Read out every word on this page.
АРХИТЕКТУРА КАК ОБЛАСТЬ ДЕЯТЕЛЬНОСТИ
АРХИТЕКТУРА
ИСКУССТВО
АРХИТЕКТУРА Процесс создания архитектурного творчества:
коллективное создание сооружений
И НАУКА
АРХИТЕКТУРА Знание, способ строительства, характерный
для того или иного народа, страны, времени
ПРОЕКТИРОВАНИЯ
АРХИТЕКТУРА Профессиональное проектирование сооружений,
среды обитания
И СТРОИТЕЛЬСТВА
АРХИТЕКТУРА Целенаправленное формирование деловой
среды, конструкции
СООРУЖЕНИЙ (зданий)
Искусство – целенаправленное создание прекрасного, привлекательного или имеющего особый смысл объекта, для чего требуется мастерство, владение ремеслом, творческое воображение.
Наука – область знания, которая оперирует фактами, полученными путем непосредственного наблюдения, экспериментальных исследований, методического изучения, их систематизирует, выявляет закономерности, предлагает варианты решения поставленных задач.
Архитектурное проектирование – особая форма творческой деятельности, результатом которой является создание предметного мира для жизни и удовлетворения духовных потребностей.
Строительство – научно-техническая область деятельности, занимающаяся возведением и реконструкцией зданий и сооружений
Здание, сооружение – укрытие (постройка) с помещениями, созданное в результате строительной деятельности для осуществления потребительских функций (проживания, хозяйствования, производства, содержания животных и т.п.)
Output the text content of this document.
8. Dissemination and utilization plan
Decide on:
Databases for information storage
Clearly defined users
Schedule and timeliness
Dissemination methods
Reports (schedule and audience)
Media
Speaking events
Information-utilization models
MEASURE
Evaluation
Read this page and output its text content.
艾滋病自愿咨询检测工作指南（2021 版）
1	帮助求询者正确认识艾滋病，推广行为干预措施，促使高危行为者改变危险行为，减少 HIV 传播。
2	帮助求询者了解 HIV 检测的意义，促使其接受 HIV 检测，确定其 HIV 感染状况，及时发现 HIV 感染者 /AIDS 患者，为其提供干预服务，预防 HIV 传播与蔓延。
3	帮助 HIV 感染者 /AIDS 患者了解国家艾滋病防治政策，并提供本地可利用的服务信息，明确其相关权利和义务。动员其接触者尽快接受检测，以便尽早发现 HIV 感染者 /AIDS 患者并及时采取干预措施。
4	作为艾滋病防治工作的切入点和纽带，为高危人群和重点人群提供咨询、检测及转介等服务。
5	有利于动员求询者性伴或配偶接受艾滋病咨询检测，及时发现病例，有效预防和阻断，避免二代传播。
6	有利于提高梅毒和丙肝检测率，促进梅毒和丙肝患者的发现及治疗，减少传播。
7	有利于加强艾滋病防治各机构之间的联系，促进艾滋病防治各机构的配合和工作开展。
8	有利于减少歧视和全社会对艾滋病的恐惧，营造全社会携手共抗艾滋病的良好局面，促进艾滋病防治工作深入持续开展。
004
:::
Your objective
Please restate the records in full, word for word.

Result of the exercise
Read out every word on this page.
АРХИТЕКТУРА КАК ОБЛАСТЬ ДЕЯТЕЛЬНОСТИ
АРХИТЕКТУРА
ИСКУССТВО
АРХИТЕКТУРА Процесс создания архитектурного творчества:
коллективное создание сооружений
И НАУКА
АРХИТЕКТУРА Знание, способ строительства, характерный
для того или иного народа, страны, времени
ПРОЕКТИРОВАНИЯ
АРХИТЕКТУРА Профессиональное проектирование сооружений,
среды обитания
И СТРОИТЕЛЬСТВА
АРХИТЕКТУРА Целенаправленное формирование деловой
среды, конструкции
СООРУЖЕНИЙ (зданий)
Искусство – целенаправленное создание прекрасного, привлекательного или имеющего особый смысл объекта, для чего требуется мастерство, владение ремеслом, творческое воображение.
Наука – область знания, которая оперирует фактами, полученными путем непосредственного наблюдения, экспериментальных исследований, методического изучения, их систематизирует, выявляет закономерности, предлагает варианты решения поставленных задач.
Архитектурное проектирование – особая форма творческой деятельности, результатом которой является создание предметного мира для жизни и удовлетворения духовных потребностей.
Строительство – научно-техническая область деятельности, занимающаяся возведением и реконструкцией зданий и сооружений
Здание, сооружение – укрытие (постройка) с помещениями, созданное в результате строительной деятельности для осуществления потребительских функций (проживания, хозяйствования, производства, содержания животных и т.п.)
Output the text content of this document.
8. Dissemination and utilization plan
Decide on:
Databases for information storage
Clearly defined users
Schedule and timeliness
Dissemination methods
Reports (schedule and audience)
Media
Speaking events
Information-utilization models
MEASURE
Evaluation
Read this page and output its text content.
艾滋病自愿咨询检测工作指南（2021 版）
1	帮助求询者正确认识艾滋病，推广行为干预措施，促使高危行为者改变危险行为，减少 HIV 传播。
2	帮助求询者了解 HIV 检测的意义，促使其接受 HIV 检测，确定其 HIV 感染状况，及时发现 HIV 感染者 /AIDS 患者，为其提供干预服务，预防 HIV 传播与蔓延。
3	帮助 HIV 感染者 /AIDS 患者了解国家艾滋病防治政策，并提供本地可利用的服务信息，明确其相关权利和义务。动员其接触者尽快接受检测，以便尽早发现 HIV 感染者 /AIDS 患者并及时采取干预措施。
4	作为艾滋病防治工作的切入点和纽带，为高危人群和重点人群提供咨询、检测及转介等服务。
5	有利于动员求询者性伴或配偶接受艾滋病咨询检测，及时发现病例，有效预防和阻断，避免二代传播。
6	有利于提高梅毒和丙肝检测率，促进梅毒和丙肝患者的发现及治疗，减少传播。
7	有利于加强艾滋病防治各机构之间的联系，促进艾滋病防治各机构的配合和工作开展。
8	有利于减少歧视和全社会对艾滋病的恐惧，营造全社会携手共抗艾滋病的良好局面，促进艾滋病防治工作深入持续开展。
004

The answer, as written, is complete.